__Given problem__. Copy out every item below without any change, and leave the pictures out of your answer.

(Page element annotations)
'''
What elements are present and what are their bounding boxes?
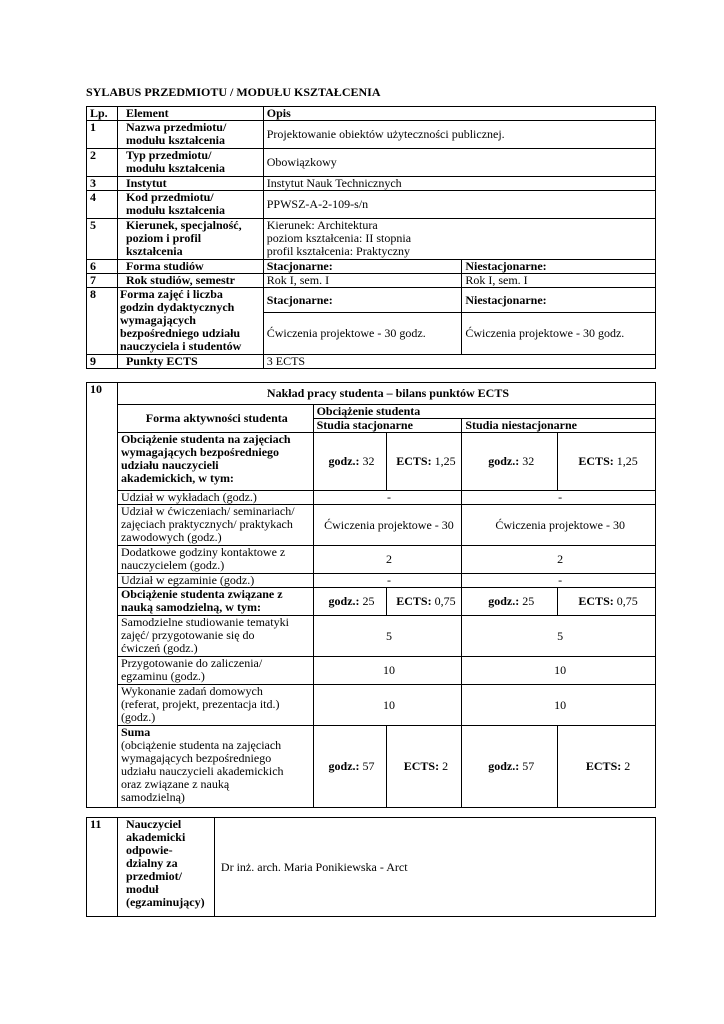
godz-stac: godz.: 57: [313, 726, 387, 808]
row-element: Kierunek, specjalność, poziom i profil kształcenia: [117, 219, 263, 260]
row-opis: Kierunek: Architektura poziom kształcenia: II stopnia profil kształcenia: Praktyczny: [263, 219, 655, 260]
activity-label: Obciążenie studenta na zajęciach wymagających bezpośredniego udziału nauczycieli akademickich, w tym:: [117, 433, 313, 491]
sum-title: Suma: [120, 725, 151, 739]
row-lp: 1: [87, 121, 118, 149]
header-element: Element: [117, 107, 263, 121]
value-niestac: 5: [462, 616, 656, 657]
forma-header: Forma aktywności studenta: [117, 405, 313, 433]
workload-header-row: [87, 405, 656, 419]
row-stacjonarne: Stacjonarne:: [263, 260, 462, 274]
value-stac: 10: [313, 657, 462, 685]
workload-title-row: [87, 383, 656, 405]
row-lp: 4: [87, 191, 118, 219]
table-row: [87, 191, 656, 219]
sum-description: (obciążenie studenta na zajęciach wymagających bezpośredniego udziału nauczycieli akademickich oraz związane z nauką samodzielną): [120, 738, 284, 804]
table-row: [87, 588, 656, 616]
value-niestac: 2: [462, 546, 656, 574]
table-row: [87, 818, 656, 917]
value-niestac: 10: [462, 685, 656, 726]
header-lp: Lp.: [87, 107, 118, 121]
row-opis: Obowiązkowy: [263, 149, 655, 177]
table-row: [87, 685, 656, 726]
row-opis: Instytut Nauk Technicznych: [263, 177, 655, 191]
row-niestacjonarne-value: Ćwiczenia projektowe - 30 godz.: [462, 313, 656, 355]
row-lp: 7: [87, 274, 118, 288]
table-row: [87, 574, 656, 588]
row-element: Forma studiów: [117, 260, 263, 274]
ects-stac: ECTS: 1,25: [387, 433, 462, 491]
row-lp: 6: [87, 260, 118, 274]
syllabus-table: [86, 106, 656, 369]
ects-stac: ECTS: 0,75: [387, 588, 462, 616]
godz-niestac: godz.: 57: [462, 726, 558, 808]
ects-stac: ECTS: 2: [387, 726, 462, 808]
row-element: Nazwa przedmiotu/ modułu kształcenia: [117, 121, 263, 149]
activity-label: Obciążenie studenta związane z nauką samodzielną, w tym:: [117, 588, 313, 616]
ects-niestac: ECTS: 2: [558, 726, 656, 808]
row-niestacjonarne: Niestacjonarne:: [462, 260, 656, 274]
row-element: Typ przedmiotu/ modułu kształcenia: [117, 149, 263, 177]
header-row: [87, 107, 656, 121]
ects-niestac: ECTS: 0,75: [558, 588, 656, 616]
row-lp: 10: [87, 383, 118, 808]
activity-label: Dodatkowe godziny kontaktowe z nauczycielem (godz.): [117, 546, 313, 574]
header-opis: Opis: [263, 107, 655, 121]
row-lp: 3: [87, 177, 118, 191]
activity-label: Udział w wykładach (godz.): [117, 491, 313, 505]
page-title: SYLABUS PRZEDMIOTU / MODUŁU KSZTAŁCENIA: [86, 85, 381, 99]
workload-title: Nakład pracy studenta – bilans punktów ECTS: [117, 383, 655, 405]
stacjonarne-header: Studia stacjonarne: [313, 419, 462, 433]
godz-stac: godz.: 32: [313, 433, 387, 491]
row-opis: 3 ECTS: [263, 355, 655, 369]
row-niestacjonarne-label: Niestacjonarne:: [462, 288, 656, 313]
table-row: [87, 149, 656, 177]
sum-label: [117, 726, 313, 808]
row-stacjonarne-value: Ćwiczenia projektowe - 30 godz.: [263, 313, 462, 355]
row-opis: PPWSZ-A-2-109-s/n: [263, 191, 655, 219]
godz-niestac: godz.: 32: [462, 433, 558, 491]
table-row: [87, 260, 656, 274]
row-element: Rok studiów, semestr: [117, 274, 263, 288]
value-niestac: 10: [462, 657, 656, 685]
activity-label: Wykonanie zadań domowych (referat, projekt, prezentacja itd.) (godz.): [117, 685, 313, 726]
table-row: [87, 121, 656, 149]
activity-label: Udział w ćwiczeniach/ seminariach/ zajęciach praktycznych/ praktykach zawodowych (godz.): [117, 505, 313, 546]
teacher-table: [86, 817, 656, 917]
table-row: [87, 274, 656, 288]
row-element: Kod przedmiotu/ modułu kształcenia: [117, 191, 263, 219]
activity-label: Przygotowanie do zaliczenia/ egzaminu (godz.): [117, 657, 313, 685]
value-stac: 5: [313, 616, 462, 657]
value-stac: 10: [313, 685, 462, 726]
row-stacjonarne: Rok I, sem. I: [263, 274, 462, 288]
value-stac: -: [313, 491, 462, 505]
row-element: Instytut: [117, 177, 263, 191]
value-stac: Ćwiczenia projektowe - 30: [313, 505, 462, 546]
table-row: [87, 219, 656, 260]
value-niestac: -: [462, 574, 656, 588]
table-row: [87, 491, 656, 505]
godz-stac: godz.: 25: [313, 588, 387, 616]
activity-label: Udział w egzaminie (godz.): [117, 574, 313, 588]
godz-niestac: godz.: 25: [462, 588, 558, 616]
sum-row: [87, 726, 656, 808]
table-row: [87, 546, 656, 574]
table-row: [87, 355, 656, 369]
row-opis: Projektowanie obiektów użyteczności publicznej.: [263, 121, 655, 149]
row-lp: 11: [87, 818, 118, 917]
table-row: [87, 616, 656, 657]
row-lp: 9: [87, 355, 118, 369]
value-stac: -: [313, 574, 462, 588]
table-row: [87, 505, 656, 546]
table-row: [87, 657, 656, 685]
row-lp: 8: [87, 288, 118, 355]
workload-table: [86, 382, 656, 808]
ects-niestac: ECTS: 1,25: [558, 433, 656, 491]
activity-label: Samodzielne studiowanie tematyki zajęć/ przygotowanie się do ćwiczeń (godz.): [117, 616, 313, 657]
row-element: Punkty ECTS: [117, 355, 263, 369]
value-niestac: Ćwiczenia projektowe - 30: [462, 505, 656, 546]
row-lp: 2: [87, 149, 118, 177]
table-row: [87, 177, 656, 191]
obciazenie-header: Obciążenie studenta: [313, 405, 655, 419]
teacher-name: Dr inż. arch. Maria Ponikiewska - Arct: [214, 818, 655, 917]
row-element: Forma zajęć i liczba godzin dydaktycznych wymagających bezpośredniego udziału nauczyciela i studentów: [117, 288, 263, 355]
row-stacjonarne-label: Stacjonarne:: [263, 288, 462, 313]
row-element: Nauczyciel akademicki odpowie- dzialny za przedmiot/ moduł (egzaminujący): [117, 818, 214, 917]
table-row: [87, 288, 656, 313]
value-niestac: -: [462, 491, 656, 505]
niestacjonarne-header: Studia niestacjonarne: [462, 419, 656, 433]
row-lp: 5: [87, 219, 118, 260]
table-row: [87, 433, 656, 491]
row-niestacjonarne: Rok I, sem. I: [462, 274, 656, 288]
value-stac: 2: [313, 546, 462, 574]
'''
__Written answer__.
What elements are present and what are their bounding boxes?
godz-stac: godz.: 57: [313, 726, 387, 808]
row-element: Kierunek, specjalność, poziom i profil kształcenia: [117, 219, 263, 260]
row-opis: Kierunek: Architektura poziom kształcenia: II stopnia profil kształcenia: Praktyczny: [263, 219, 655, 260]
activity-label: Obciążenie studenta na zajęciach wymagających bezpośredniego udziału nauczycieli akademickich, w tym:: [117, 433, 313, 491]
sum-title: Suma: [120, 725, 151, 739]
row-lp: 1: [87, 121, 118, 149]
header-element: Element: [117, 107, 263, 121]
value-niestac: 5: [462, 616, 656, 657]
forma-header: Forma aktywności studenta: [117, 405, 313, 433]
workload-header-row: [87, 405, 656, 419]
row-stacjonarne: Stacjonarne:: [263, 260, 462, 274]
value-stac: 10: [313, 657, 462, 685]
workload-title-row: [87, 383, 656, 405]
row-lp: 4: [87, 191, 118, 219]
table-row: [87, 191, 656, 219]
sum-description: (obciążenie studenta na zajęciach wymagających bezpośredniego udziału nauczycieli akademickich oraz związane z nauką samodzielną): [120, 738, 284, 804]
table-row: [87, 588, 656, 616]
value-niestac: 2: [462, 546, 656, 574]
table-row: [87, 818, 656, 917]
value-niestac: 10: [462, 685, 656, 726]
header-lp: Lp.: [87, 107, 118, 121]
row-opis: Obowiązkowy: [263, 149, 655, 177]
table-row: [87, 685, 656, 726]
row-opis: Instytut Nauk Technicznych: [263, 177, 655, 191]
row-niestacjonarne-value: Ćwiczenia projektowe - 30 godz.: [462, 313, 656, 355]
row-lp: 7: [87, 274, 118, 288]
table-row: [87, 574, 656, 588]
row-element: Forma studiów: [117, 260, 263, 274]
ects-stac: ECTS: 1,25: [387, 433, 462, 491]
row-lp: 6: [87, 260, 118, 274]
syllabus-table: [86, 106, 656, 369]
ects-stac: ECTS: 0,75: [387, 588, 462, 616]
godz-niestac: godz.: 57: [462, 726, 558, 808]
ects-stac: ECTS: 2: [387, 726, 462, 808]
row-element: Nazwa przedmiotu/ modułu kształcenia: [117, 121, 263, 149]
activity-label: Obciążenie studenta związane z nauką samodzielną, w tym:: [117, 588, 313, 616]
ects-niestac: ECTS: 2: [558, 726, 656, 808]
row-niestacjonarne: Niestacjonarne:: [462, 260, 656, 274]
row-element: Typ przedmiotu/ modułu kształcenia: [117, 149, 263, 177]
header-row: [87, 107, 656, 121]
ects-niestac: ECTS: 0,75: [558, 588, 656, 616]
row-lp: 10: [87, 383, 118, 808]
activity-label: Dodatkowe godziny kontaktowe z nauczycielem (godz.): [117, 546, 313, 574]
header-opis: Opis: [263, 107, 655, 121]
row-lp: 3: [87, 177, 118, 191]
activity-label: Udział w wykładach (godz.): [117, 491, 313, 505]
page-title: SYLABUS PRZEDMIOTU / MODUŁU KSZTAŁCENIA: [86, 85, 381, 99]
workload-title: Nakład pracy studenta – bilans punktów ECTS: [117, 383, 655, 405]
stacjonarne-header: Studia stacjonarne: [313, 419, 462, 433]
godz-stac: godz.: 32: [313, 433, 387, 491]
row-opis: 3 ECTS: [263, 355, 655, 369]
row-niestacjonarne-label: Niestacjonarne:: [462, 288, 656, 313]
table-row: [87, 149, 656, 177]
sum-label: [117, 726, 313, 808]
row-stacjonarne-value: Ćwiczenia projektowe - 30 godz.: [263, 313, 462, 355]
row-opis: PPWSZ-A-2-109-s/n: [263, 191, 655, 219]
godz-niestac: godz.: 32: [462, 433, 558, 491]
table-row: [87, 260, 656, 274]
row-element: Rok studiów, semestr: [117, 274, 263, 288]
value-niestac: 10: [462, 657, 656, 685]
activity-label: Wykonanie zadań domowych (referat, projekt, prezentacja itd.) (godz.): [117, 685, 313, 726]
table-row: [87, 121, 656, 149]
activity-label: Udział w ćwiczeniach/ seminariach/ zajęciach praktycznych/ praktykach zawodowych (godz.): [117, 505, 313, 546]
teacher-table: [86, 817, 656, 917]
table-row: [87, 274, 656, 288]
row-element: Kod przedmiotu/ modułu kształcenia: [117, 191, 263, 219]
activity-label: Przygotowanie do zaliczenia/ egzaminu (godz.): [117, 657, 313, 685]
value-stac: 5: [313, 616, 462, 657]
value-stac: 10: [313, 685, 462, 726]
row-stacjonarne: Rok I, sem. I: [263, 274, 462, 288]
value-stac: -: [313, 491, 462, 505]
row-element: Instytut: [117, 177, 263, 191]
value-stac: Ćwiczenia projektowe - 30: [313, 505, 462, 546]
table-row: [87, 219, 656, 260]
value-niestac: -: [462, 574, 656, 588]
table-row: [87, 491, 656, 505]
godz-stac: godz.: 25: [313, 588, 387, 616]
activity-label: Udział w egzaminie (godz.): [117, 574, 313, 588]
godz-niestac: godz.: 25: [462, 588, 558, 616]
sum-row: [87, 726, 656, 808]
table-row: [87, 546, 656, 574]
table-row: [87, 355, 656, 369]
row-opis: Projektowanie obiektów użyteczności publicznej.: [263, 121, 655, 149]
row-lp: 11: [87, 818, 118, 917]
table-row: [87, 616, 656, 657]
row-lp: 9: [87, 355, 118, 369]
value-stac: -: [313, 574, 462, 588]
table-row: [87, 505, 656, 546]
table-row: [87, 657, 656, 685]
row-lp: 8: [87, 288, 118, 355]
workload-table: [86, 382, 656, 808]
ects-niestac: ECTS: 1,25: [558, 433, 656, 491]
activity-label: Samodzielne studiowanie tematyki zajęć/ przygotowanie się do ćwiczeń (godz.): [117, 616, 313, 657]
row-element: Punkty ECTS: [117, 355, 263, 369]
value-niestac: Ćwiczenia projektowe - 30: [462, 505, 656, 546]
row-lp: 2: [87, 149, 118, 177]
table-row: [87, 177, 656, 191]
obciazenie-header: Obciążenie studenta: [313, 405, 655, 419]
teacher-name: Dr inż. arch. Maria Ponikiewska - Arct: [214, 818, 655, 917]
row-element: Forma zajęć i liczba godzin dydaktycznych wymagających bezpośredniego udziału nauczyciela i studentów: [117, 288, 263, 355]
row-stacjonarne-label: Stacjonarne:: [263, 288, 462, 313]
row-element: Nauczyciel akademicki odpowie- dzialny za przedmiot/ moduł (egzaminujący): [117, 818, 214, 917]
table-row: [87, 288, 656, 313]
value-niestac: -: [462, 491, 656, 505]
niestacjonarne-header: Studia niestacjonarne: [462, 419, 656, 433]
row-lp: 5: [87, 219, 118, 260]
table-row: [87, 433, 656, 491]
row-niestacjonarne: Rok I, sem. I: [462, 274, 656, 288]
value-stac: 2: [313, 546, 462, 574]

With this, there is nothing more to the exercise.